### TASK:
In the entries below, count every line containing "legal". Reply with the number alone.

### ENTRIES SUPPLIED:

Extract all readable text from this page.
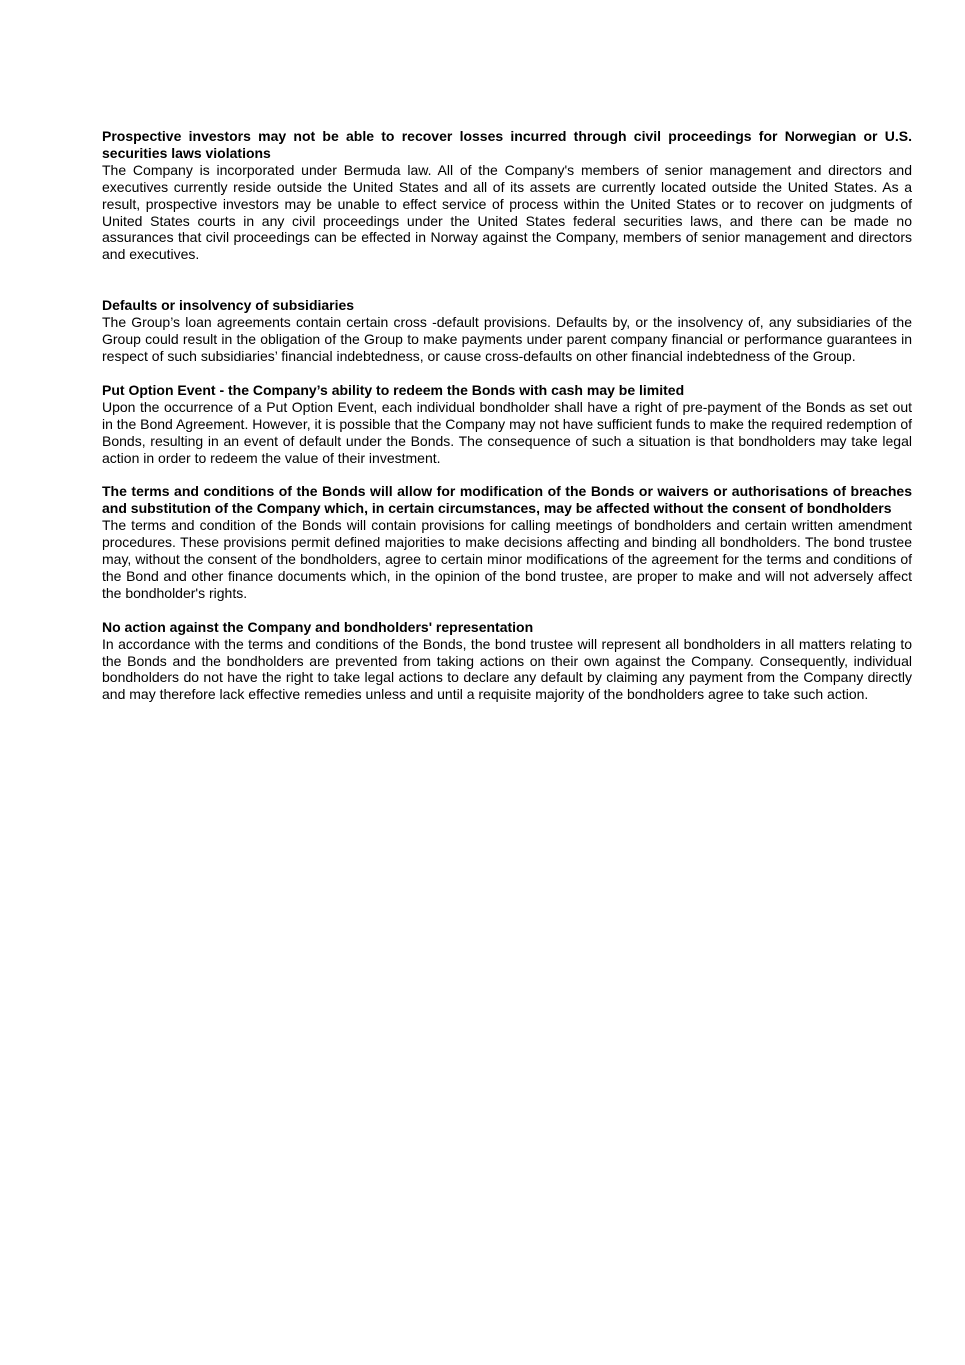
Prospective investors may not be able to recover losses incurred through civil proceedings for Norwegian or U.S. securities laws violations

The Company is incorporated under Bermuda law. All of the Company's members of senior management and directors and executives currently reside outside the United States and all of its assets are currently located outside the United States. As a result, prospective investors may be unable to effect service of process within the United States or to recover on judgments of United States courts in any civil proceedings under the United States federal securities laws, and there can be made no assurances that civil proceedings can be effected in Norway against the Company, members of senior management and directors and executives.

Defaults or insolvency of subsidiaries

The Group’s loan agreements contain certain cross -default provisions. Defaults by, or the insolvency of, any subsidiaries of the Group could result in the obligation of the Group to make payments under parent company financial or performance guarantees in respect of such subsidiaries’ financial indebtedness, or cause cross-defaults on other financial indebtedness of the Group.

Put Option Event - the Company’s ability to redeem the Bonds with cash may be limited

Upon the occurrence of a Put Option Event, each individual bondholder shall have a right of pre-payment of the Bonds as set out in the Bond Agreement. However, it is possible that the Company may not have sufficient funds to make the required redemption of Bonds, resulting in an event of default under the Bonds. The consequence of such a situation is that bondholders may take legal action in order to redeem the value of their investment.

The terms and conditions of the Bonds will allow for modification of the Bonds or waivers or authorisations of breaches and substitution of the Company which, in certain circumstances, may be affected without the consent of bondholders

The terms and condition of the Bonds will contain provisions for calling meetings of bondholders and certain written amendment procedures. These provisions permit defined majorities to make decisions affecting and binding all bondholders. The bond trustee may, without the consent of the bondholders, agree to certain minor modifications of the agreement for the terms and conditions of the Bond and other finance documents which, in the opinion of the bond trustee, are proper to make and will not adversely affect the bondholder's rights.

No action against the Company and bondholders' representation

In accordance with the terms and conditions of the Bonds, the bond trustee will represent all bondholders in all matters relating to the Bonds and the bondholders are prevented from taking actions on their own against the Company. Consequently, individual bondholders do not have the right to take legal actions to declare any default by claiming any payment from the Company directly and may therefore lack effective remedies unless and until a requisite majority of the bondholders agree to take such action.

...

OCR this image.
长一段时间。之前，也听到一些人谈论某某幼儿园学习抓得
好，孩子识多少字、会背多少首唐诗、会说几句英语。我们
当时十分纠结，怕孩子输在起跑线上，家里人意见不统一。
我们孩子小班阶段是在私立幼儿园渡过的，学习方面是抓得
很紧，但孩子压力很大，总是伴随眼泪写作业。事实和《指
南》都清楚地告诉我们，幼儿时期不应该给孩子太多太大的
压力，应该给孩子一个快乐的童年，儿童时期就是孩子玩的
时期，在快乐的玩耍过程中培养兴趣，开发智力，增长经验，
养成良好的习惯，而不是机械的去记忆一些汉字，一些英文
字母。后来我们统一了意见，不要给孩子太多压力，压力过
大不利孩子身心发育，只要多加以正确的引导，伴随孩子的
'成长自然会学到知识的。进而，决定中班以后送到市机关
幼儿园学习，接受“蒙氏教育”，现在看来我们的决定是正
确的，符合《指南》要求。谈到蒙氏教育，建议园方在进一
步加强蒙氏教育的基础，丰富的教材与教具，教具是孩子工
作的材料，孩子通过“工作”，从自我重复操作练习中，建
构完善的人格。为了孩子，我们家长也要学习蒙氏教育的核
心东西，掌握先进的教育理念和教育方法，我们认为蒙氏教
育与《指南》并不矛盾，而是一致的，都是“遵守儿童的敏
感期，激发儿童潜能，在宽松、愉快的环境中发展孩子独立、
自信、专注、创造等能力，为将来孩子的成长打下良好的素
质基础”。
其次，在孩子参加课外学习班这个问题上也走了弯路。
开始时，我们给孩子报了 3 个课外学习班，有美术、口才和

### ANSWER TO THIS EXERCISE:
2